**Task statement**. Among the records below, find each line that includes the string "الباء" and copy it.

**Data for this task**.
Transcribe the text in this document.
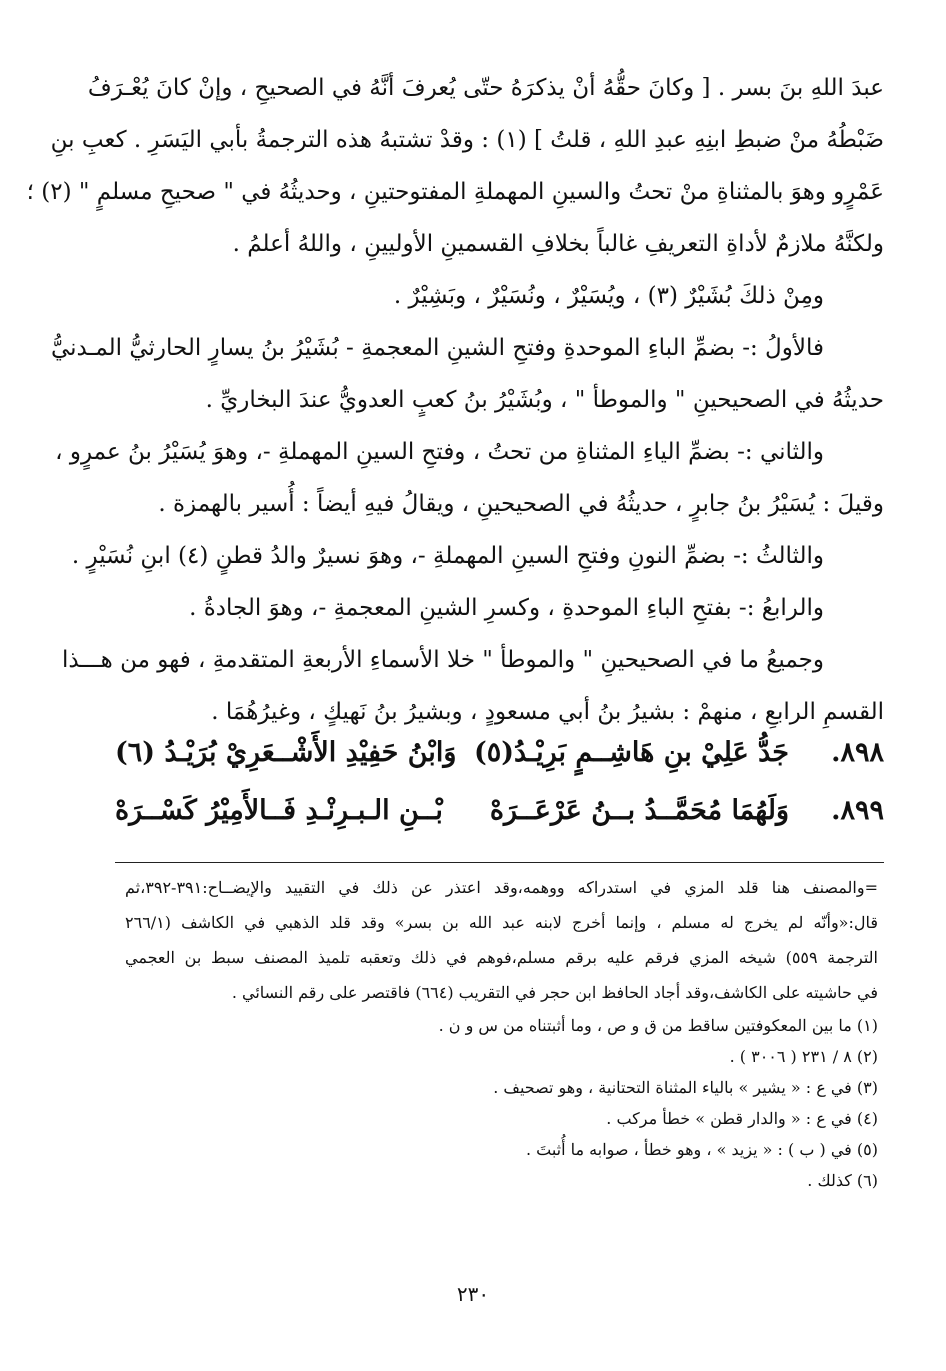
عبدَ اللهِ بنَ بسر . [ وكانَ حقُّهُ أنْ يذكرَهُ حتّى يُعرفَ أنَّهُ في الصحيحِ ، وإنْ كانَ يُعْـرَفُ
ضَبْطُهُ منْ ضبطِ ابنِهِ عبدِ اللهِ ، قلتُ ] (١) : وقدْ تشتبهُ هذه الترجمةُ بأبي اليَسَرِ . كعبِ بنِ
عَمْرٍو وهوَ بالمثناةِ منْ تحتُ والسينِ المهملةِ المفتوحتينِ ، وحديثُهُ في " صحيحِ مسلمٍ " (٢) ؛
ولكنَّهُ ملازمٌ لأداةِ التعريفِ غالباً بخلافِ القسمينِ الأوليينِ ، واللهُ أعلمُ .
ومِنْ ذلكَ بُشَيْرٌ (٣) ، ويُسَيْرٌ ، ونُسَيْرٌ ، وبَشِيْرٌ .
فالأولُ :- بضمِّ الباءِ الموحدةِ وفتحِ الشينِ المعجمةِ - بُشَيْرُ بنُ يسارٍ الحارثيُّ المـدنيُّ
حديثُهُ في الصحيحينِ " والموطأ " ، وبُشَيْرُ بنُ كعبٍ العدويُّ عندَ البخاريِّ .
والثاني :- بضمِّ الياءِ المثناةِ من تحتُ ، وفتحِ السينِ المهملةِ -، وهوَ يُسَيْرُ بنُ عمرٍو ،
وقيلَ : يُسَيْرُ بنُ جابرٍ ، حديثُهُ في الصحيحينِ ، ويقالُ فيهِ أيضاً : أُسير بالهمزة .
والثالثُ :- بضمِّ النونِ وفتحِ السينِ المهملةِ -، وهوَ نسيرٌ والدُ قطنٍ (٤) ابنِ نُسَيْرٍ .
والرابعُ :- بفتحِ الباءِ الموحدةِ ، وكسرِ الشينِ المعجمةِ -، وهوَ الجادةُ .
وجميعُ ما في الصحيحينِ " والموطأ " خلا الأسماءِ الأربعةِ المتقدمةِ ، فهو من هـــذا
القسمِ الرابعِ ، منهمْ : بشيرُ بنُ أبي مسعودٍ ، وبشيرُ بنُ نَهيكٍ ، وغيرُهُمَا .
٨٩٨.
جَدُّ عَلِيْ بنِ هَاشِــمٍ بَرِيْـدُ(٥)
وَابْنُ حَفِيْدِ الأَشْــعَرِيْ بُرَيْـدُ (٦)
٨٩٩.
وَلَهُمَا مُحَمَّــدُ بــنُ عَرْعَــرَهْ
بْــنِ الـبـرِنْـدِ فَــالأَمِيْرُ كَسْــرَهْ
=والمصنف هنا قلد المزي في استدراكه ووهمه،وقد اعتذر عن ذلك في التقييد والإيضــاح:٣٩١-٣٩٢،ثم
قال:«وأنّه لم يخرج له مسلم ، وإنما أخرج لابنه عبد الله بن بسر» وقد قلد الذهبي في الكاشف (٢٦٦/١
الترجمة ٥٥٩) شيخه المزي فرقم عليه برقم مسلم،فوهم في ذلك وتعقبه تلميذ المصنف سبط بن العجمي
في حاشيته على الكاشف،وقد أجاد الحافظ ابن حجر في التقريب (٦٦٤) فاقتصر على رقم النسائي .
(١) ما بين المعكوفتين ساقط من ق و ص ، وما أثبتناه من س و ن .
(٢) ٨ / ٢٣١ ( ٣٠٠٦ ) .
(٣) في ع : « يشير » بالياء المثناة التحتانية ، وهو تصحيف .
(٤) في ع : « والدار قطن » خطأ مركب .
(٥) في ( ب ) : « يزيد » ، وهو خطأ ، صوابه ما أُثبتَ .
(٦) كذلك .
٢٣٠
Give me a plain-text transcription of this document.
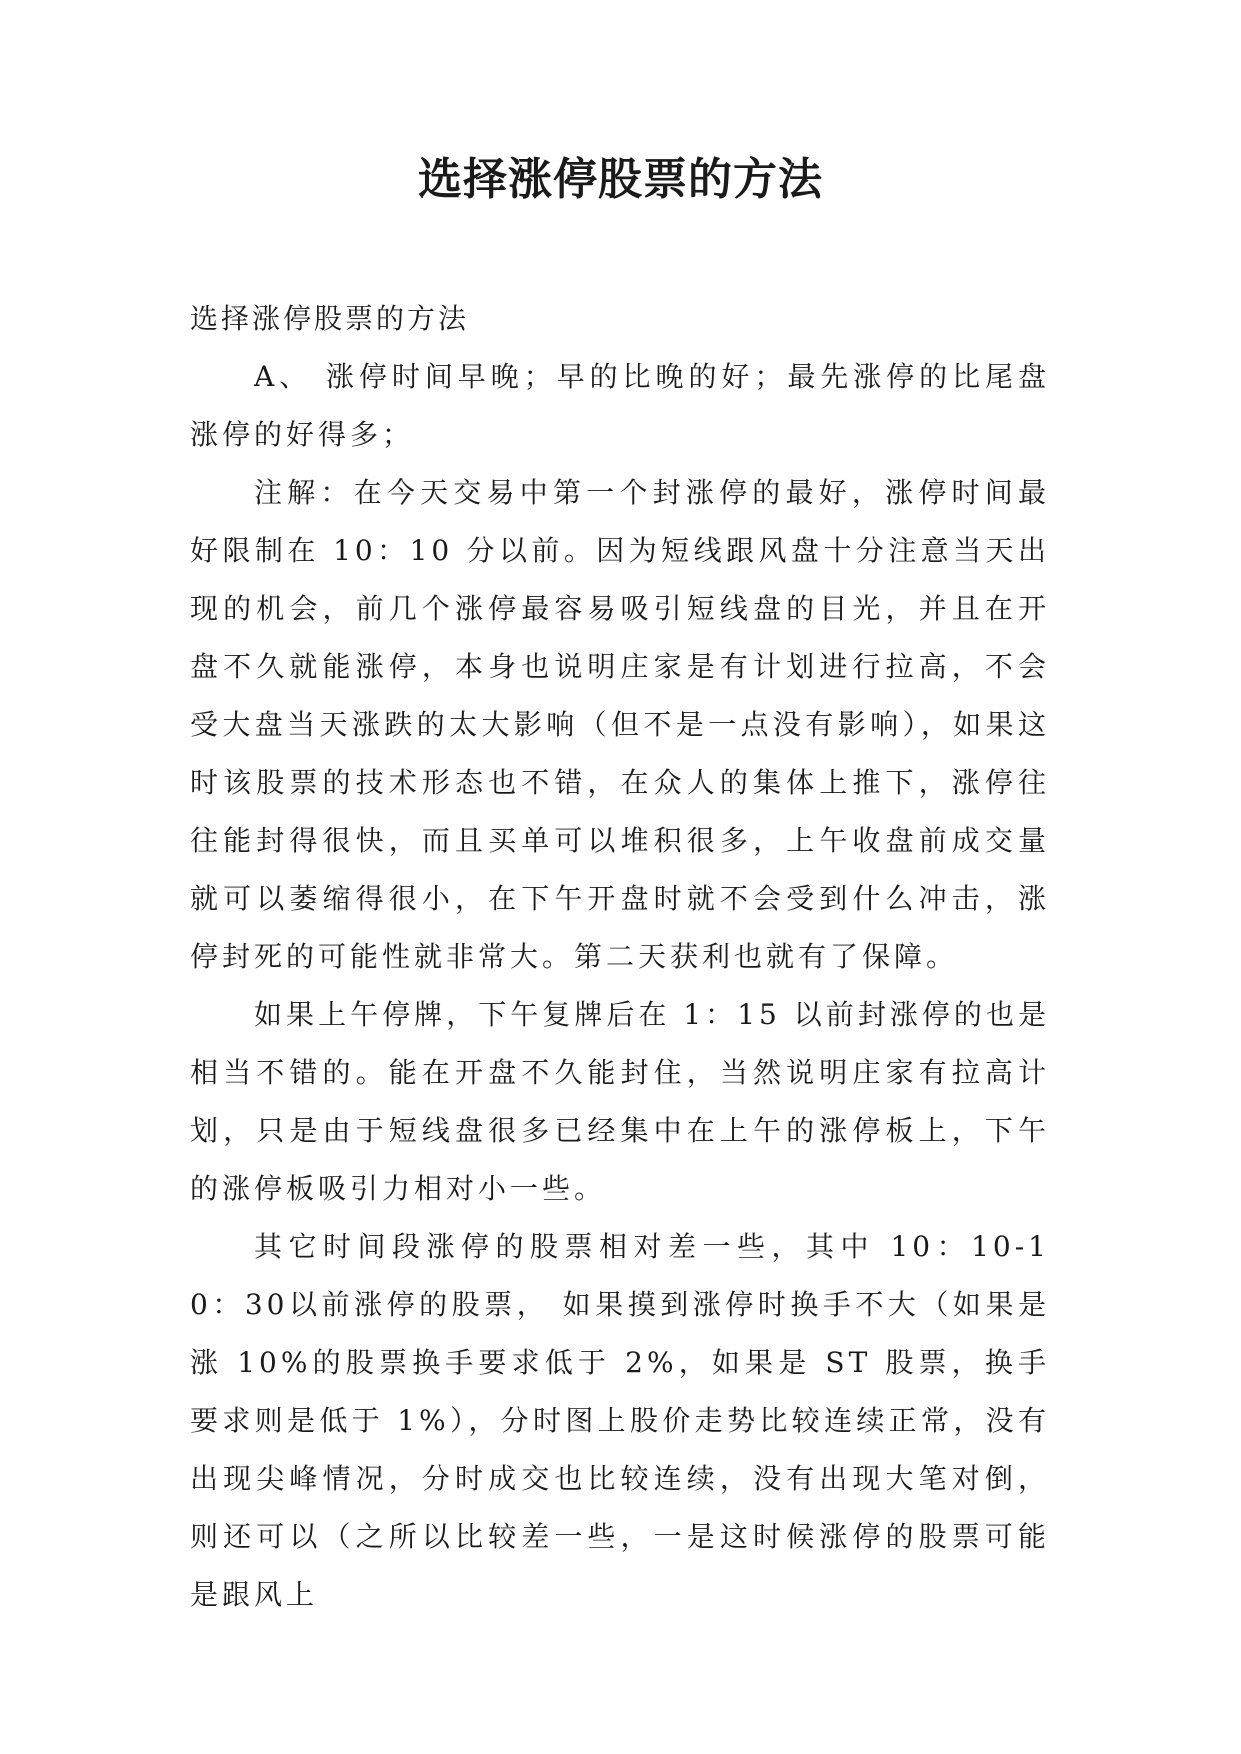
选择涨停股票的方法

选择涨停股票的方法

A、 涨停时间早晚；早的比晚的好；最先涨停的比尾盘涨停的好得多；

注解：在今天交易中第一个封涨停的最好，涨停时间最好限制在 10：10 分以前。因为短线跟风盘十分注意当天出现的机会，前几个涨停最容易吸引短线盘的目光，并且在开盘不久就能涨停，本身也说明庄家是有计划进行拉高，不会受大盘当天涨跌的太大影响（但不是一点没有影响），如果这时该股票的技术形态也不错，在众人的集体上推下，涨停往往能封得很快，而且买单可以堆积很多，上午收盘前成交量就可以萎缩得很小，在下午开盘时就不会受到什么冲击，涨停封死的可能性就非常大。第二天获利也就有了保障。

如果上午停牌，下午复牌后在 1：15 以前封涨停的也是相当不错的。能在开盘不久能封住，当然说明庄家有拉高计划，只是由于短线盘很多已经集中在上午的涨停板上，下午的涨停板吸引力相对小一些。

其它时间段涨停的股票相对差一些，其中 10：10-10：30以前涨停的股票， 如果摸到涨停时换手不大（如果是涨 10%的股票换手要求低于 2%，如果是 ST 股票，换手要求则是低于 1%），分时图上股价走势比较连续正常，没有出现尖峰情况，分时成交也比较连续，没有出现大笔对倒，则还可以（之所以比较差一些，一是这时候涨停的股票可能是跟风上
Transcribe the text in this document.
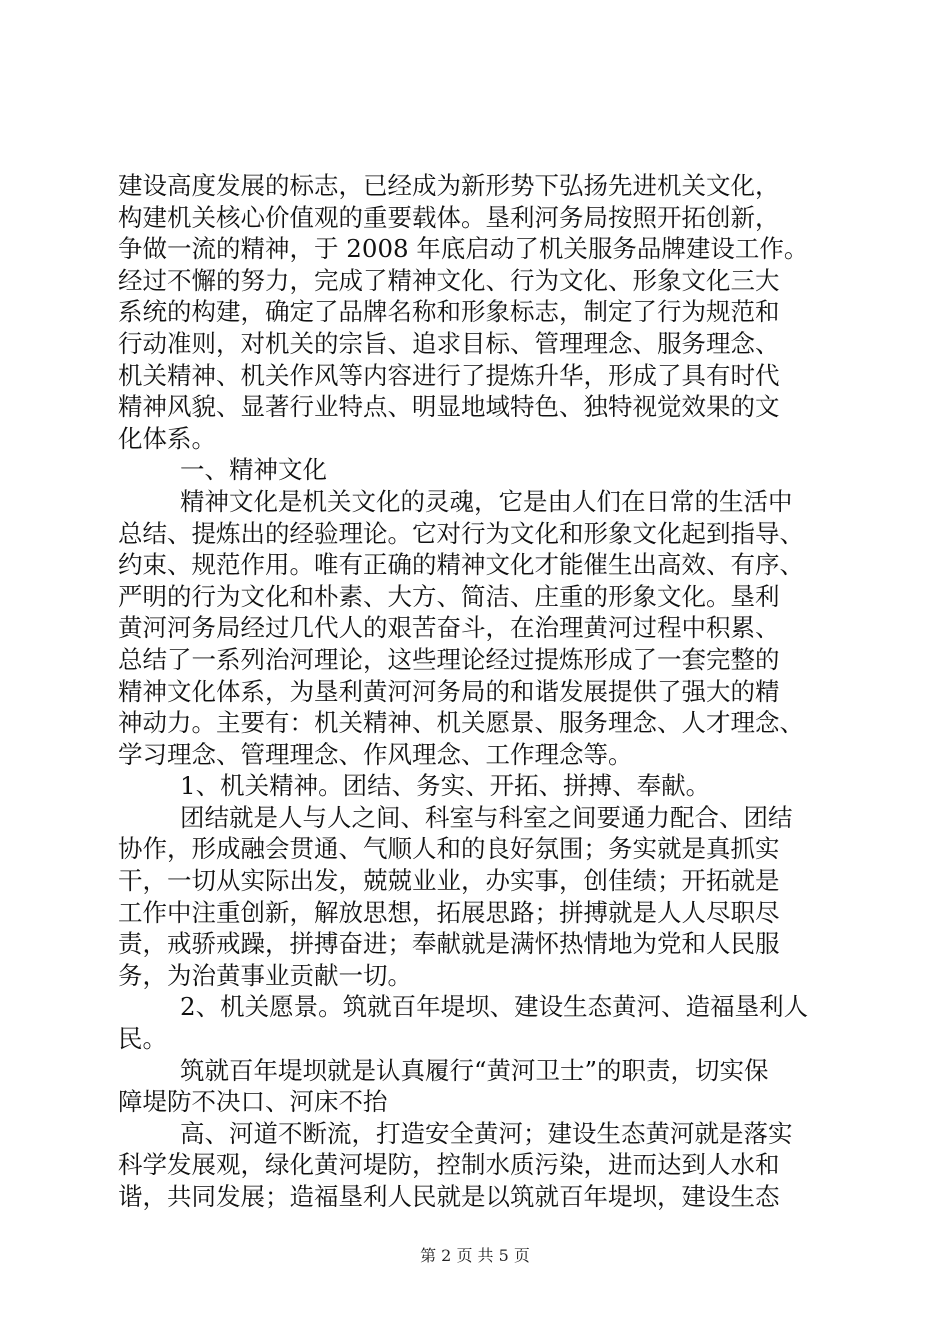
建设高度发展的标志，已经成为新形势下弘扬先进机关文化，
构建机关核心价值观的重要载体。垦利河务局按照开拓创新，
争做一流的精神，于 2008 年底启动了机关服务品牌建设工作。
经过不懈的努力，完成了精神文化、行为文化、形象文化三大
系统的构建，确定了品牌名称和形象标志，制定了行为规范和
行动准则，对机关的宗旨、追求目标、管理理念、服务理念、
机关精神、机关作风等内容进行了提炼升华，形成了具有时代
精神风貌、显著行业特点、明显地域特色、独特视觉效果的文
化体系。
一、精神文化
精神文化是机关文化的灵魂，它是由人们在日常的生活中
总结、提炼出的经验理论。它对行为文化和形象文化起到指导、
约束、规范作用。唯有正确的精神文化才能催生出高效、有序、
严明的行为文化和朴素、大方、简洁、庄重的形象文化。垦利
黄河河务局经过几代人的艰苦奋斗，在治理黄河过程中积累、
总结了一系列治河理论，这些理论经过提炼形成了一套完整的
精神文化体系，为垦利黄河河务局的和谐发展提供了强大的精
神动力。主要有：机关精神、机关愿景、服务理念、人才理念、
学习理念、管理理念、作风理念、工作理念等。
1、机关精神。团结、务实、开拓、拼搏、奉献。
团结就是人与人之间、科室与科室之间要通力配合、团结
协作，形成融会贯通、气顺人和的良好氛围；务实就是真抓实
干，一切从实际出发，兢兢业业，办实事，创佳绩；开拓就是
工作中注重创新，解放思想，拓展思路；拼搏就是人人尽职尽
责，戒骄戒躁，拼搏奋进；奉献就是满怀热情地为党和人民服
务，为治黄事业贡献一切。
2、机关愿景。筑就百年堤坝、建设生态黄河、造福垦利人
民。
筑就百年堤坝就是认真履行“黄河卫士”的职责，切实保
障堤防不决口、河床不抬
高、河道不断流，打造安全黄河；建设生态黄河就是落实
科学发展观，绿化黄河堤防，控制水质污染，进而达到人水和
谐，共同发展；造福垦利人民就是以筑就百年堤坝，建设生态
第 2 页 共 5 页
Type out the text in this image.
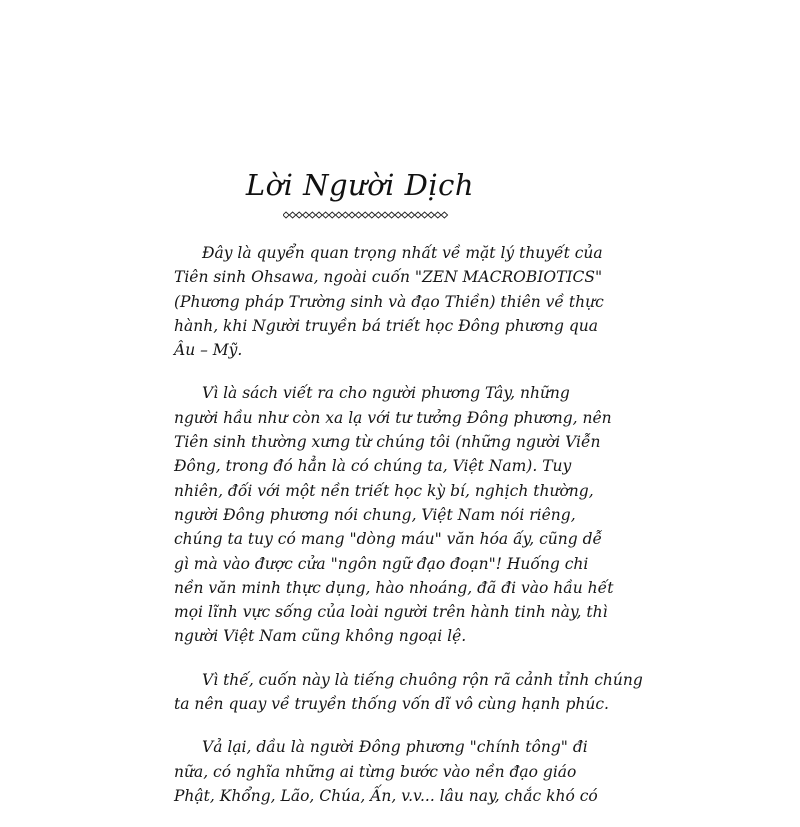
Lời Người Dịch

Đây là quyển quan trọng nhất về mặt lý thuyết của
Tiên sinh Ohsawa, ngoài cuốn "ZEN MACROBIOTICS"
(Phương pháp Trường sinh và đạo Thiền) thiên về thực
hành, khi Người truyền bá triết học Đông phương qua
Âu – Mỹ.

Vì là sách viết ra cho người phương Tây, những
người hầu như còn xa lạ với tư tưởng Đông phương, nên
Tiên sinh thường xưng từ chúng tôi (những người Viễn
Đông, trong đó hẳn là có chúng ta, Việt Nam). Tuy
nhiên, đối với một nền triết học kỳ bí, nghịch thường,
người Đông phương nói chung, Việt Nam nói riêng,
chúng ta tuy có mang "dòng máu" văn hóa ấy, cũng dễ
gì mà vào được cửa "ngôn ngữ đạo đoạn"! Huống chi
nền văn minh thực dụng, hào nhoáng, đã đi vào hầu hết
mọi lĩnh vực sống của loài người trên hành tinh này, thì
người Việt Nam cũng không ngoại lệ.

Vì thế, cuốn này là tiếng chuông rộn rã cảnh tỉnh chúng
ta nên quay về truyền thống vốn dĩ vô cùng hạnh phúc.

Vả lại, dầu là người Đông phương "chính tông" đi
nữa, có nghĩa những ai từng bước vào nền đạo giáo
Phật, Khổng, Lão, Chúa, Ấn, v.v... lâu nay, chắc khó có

**Reply to the task**.
فالأولُ :- بضمِّ الباءِ الموحدةِ وفتحِ الشينِ المعجمةِ - بُشَيْرُ بنُ يسارٍ الحارثيُّ المـدنيُّ
والرابعُ :- بفتحِ الباءِ الموحدةِ ، وكسرِ الشينِ المعجمةِ -، وهوَ الجادةُ .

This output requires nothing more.